■ THE PROBLEM
Repeat all the records exactly, omitting pictures.

[Start DATA ENTRIES]

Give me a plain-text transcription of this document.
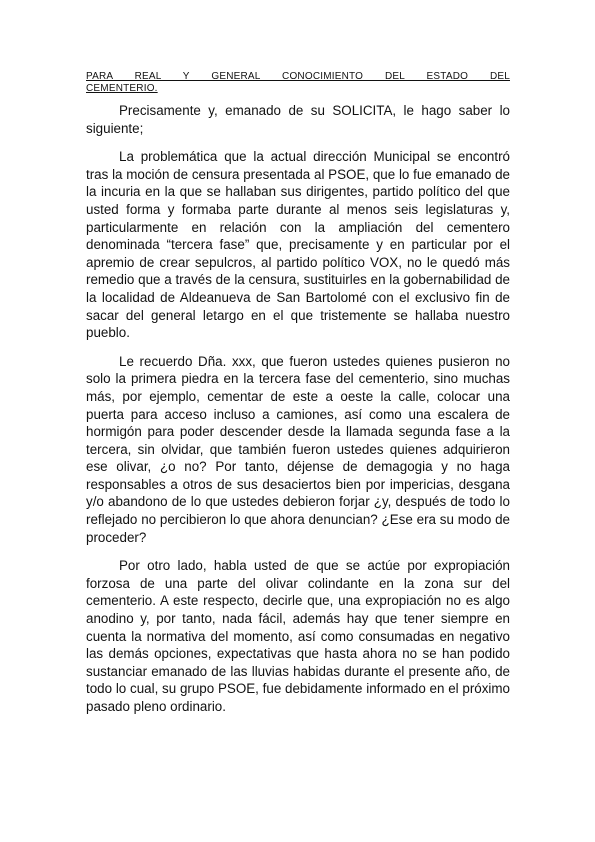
PARA REAL Y GENERAL CONOCIMIENTO DEL ESTADO DEL

CEMENTERIO.

Precisamente y, emanado de su SOLICITA, le hago saber lo siguiente;

La problemática que la actual dirección Municipal se encontró tras la moción de censura presentada al PSOE, que lo fue emanado de la incuria en la que se hallaban sus dirigentes, partido político del que usted forma y formaba parte durante al menos seis legislaturas y, particularmente en relación con la ampliación del cementero denominada “tercera fase” que, precisamente y en particular por el apremio de crear sepulcros, al partido político VOX, no le quedó más remedio que a través de la censura, sustituirles en la gobernabilidad de la localidad de Aldeanueva de San Bartolomé con el exclusivo fin de sacar del general letargo en el que tristemente se hallaba nuestro pueblo.

Le recuerdo Dña. xxx, que fueron ustedes quienes pusieron no solo la primera piedra en la tercera fase del cementerio, sino muchas más, por ejemplo, cementar de este a oeste la calle, colocar una puerta para acceso incluso a camiones, así como una escalera de hormigón para poder descender desde la llamada segunda fase a la tercera, sin olvidar, que también fueron ustedes quienes adquirieron ese olivar, ¿o no? Por tanto, déjense de demagogia y no haga responsables a otros de sus desaciertos bien por impericias, desgana y/o abandono de lo que ustedes debieron forjar ¿y, después de todo lo reflejado no percibieron lo que ahora denuncian? ¿Ese era su modo de proceder?

Por otro lado, habla usted de que se actúe por expropiación forzosa de una parte del olivar colindante en la zona sur del cementerio. A este respecto, decirle que, una expropiación no es algo anodino y, por tanto, nada fácil, además hay que tener siempre en cuenta la normativa del momento, así como consumadas en negativo las demás opciones, expectativas que hasta ahora no se han podido sustanciar emanado de las lluvias habidas durante el presente año, de todo lo cual, su grupo PSOE, fue debidamente informado en el próximo pasado pleno ordinario.
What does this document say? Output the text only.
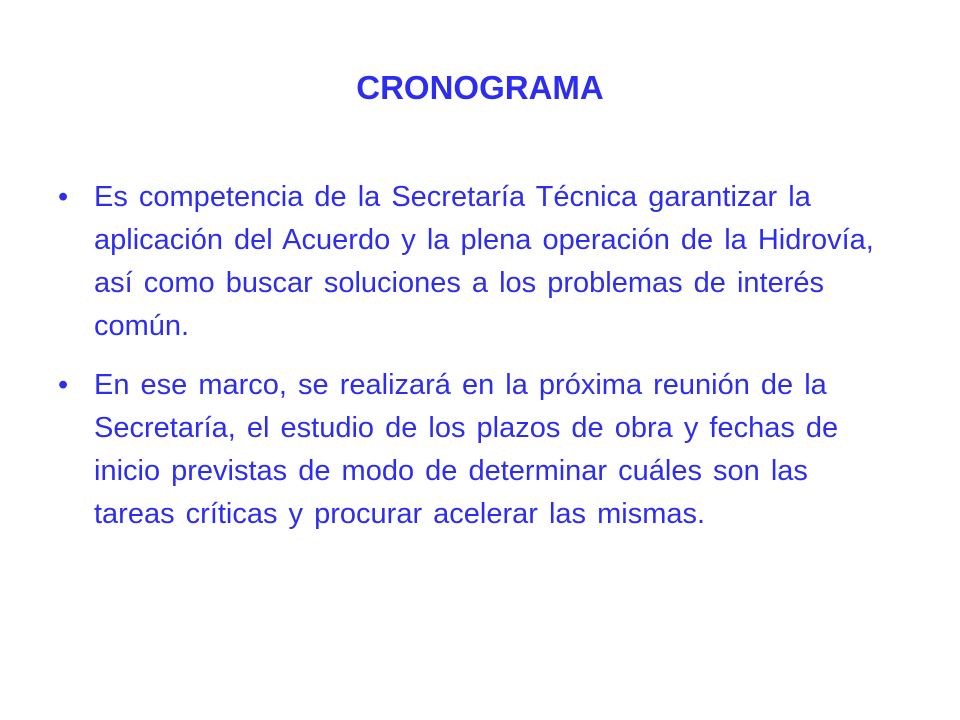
CRONOGRAMA
• Es competencia de la Secretaría Técnica garantizar la aplicación del Acuerdo y la plena operación de la Hidrovía, así como buscar soluciones a los problemas de interés común.
• En ese marco, se realizará en la próxima reunión de la Secretaría, el estudio de los plazos de obra y fechas de inicio previstas de modo de determinar cuáles son las tareas críticas y procurar acelerar las mismas.
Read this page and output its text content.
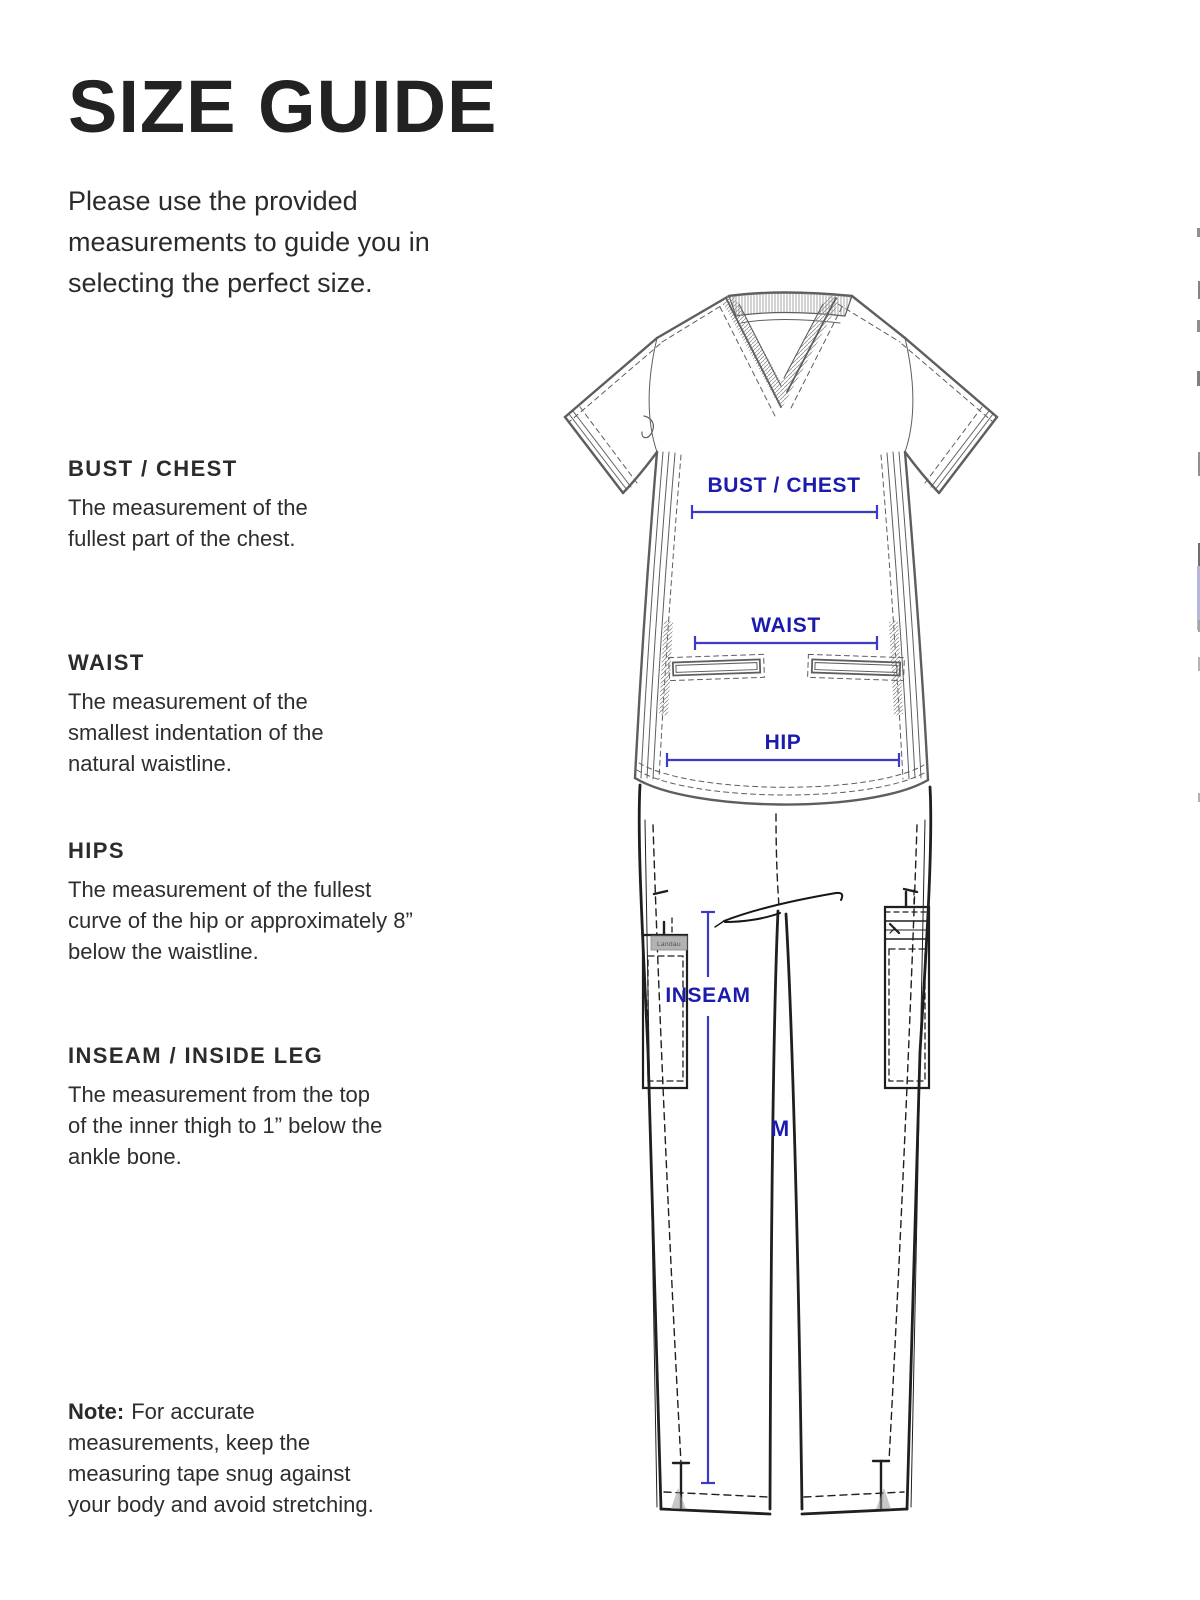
SIZE GUIDE

Please use the provided measurements to guide you in selecting the perfect size.

BUST / CHEST

The measurement of the fullest part of the chest.

WAIST

The measurement of the smallest indentation of the natural waistline.

HIPS

The measurement of the fullest curve of the hip or approximately 8” below the waistline.

INSEAM / INSIDE LEG

The measurement from the top of the inner thigh to 1” below the ankle bone.

Note: For accurate measurements, keep the measuring tape snug against your body and avoid stretching.

Landau
BUST / CHEST
WAIST
HIP
INSEAM
M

[End DATA ENTRIES]

■ FULL SOLUTION
Give me a plain-text transcription of this document.
PARA REAL Y GENERAL CONOCIMIENTO DEL ESTADO DEL

CEMENTERIO.

Precisamente y, emanado de su SOLICITA, le hago saber lo siguiente;

La problemática que la actual dirección Municipal se encontró tras la moción de censura presentada al PSOE, que lo fue emanado de la incuria en la que se hallaban sus dirigentes, partido político del que usted forma y formaba parte durante al menos seis legislaturas y, particularmente en relación con la ampliación del cementero denominada “tercera fase” que, precisamente y en particular por el apremio de crear sepulcros, al partido político VOX, no le quedó más remedio que a través de la censura, sustituirles en la gobernabilidad de la localidad de Aldeanueva de San Bartolomé con el exclusivo fin de sacar del general letargo en el que tristemente se hallaba nuestro pueblo.

Le recuerdo Dña. xxx, que fueron ustedes quienes pusieron no solo la primera piedra en la tercera fase del cementerio, sino muchas más, por ejemplo, cementar de este a oeste la calle, colocar una puerta para acceso incluso a camiones, así como una escalera de hormigón para poder descender desde la llamada segunda fase a la tercera, sin olvidar, que también fueron ustedes quienes adquirieron ese olivar, ¿o no? Por tanto, déjense de demagogia y no haga responsables a otros de sus desaciertos bien por impericias, desgana y/o abandono de lo que ustedes debieron forjar ¿y, después de todo lo reflejado no percibieron lo que ahora denuncian? ¿Ese era su modo de proceder?

Por otro lado, habla usted de que se actúe por expropiación forzosa de una parte del olivar colindante en la zona sur del cementerio. A este respecto, decirle que, una expropiación no es algo anodino y, por tanto, nada fácil, además hay que tener siempre en cuenta la normativa del momento, así como consumadas en negativo las demás opciones, expectativas que hasta ahora no se han podido sustanciar emanado de las lluvias habidas durante el presente año, de todo lo cual, su grupo PSOE, fue debidamente informado en el próximo pasado pleno ordinario.
What does this document say? Output the text only.
CRONOGRAMA
• Es competencia de la Secretaría Técnica garantizar la aplicación del Acuerdo y la plena operación de la Hidrovía, así como buscar soluciones a los problemas de interés común.
• En ese marco, se realizará en la próxima reunión de la Secretaría, el estudio de los plazos de obra y fechas de inicio previstas de modo de determinar cuáles son las tareas críticas y procurar acelerar las mismas.
Read this page and output its text content.
SIZE GUIDE

Please use the provided measurements to guide you in selecting the perfect size.

BUST / CHEST

The measurement of the fullest part of the chest.

WAIST

The measurement of the smallest indentation of the natural waistline.

HIPS

The measurement of the fullest curve of the hip or approximately 8” below the waistline.

INSEAM / INSIDE LEG

The measurement from the top of the inner thigh to 1” below the ankle bone.

Note: For accurate measurements, keep the measuring tape snug against your body and avoid stretching.

Landau
BUST / CHEST
WAIST
HIP
INSEAM
M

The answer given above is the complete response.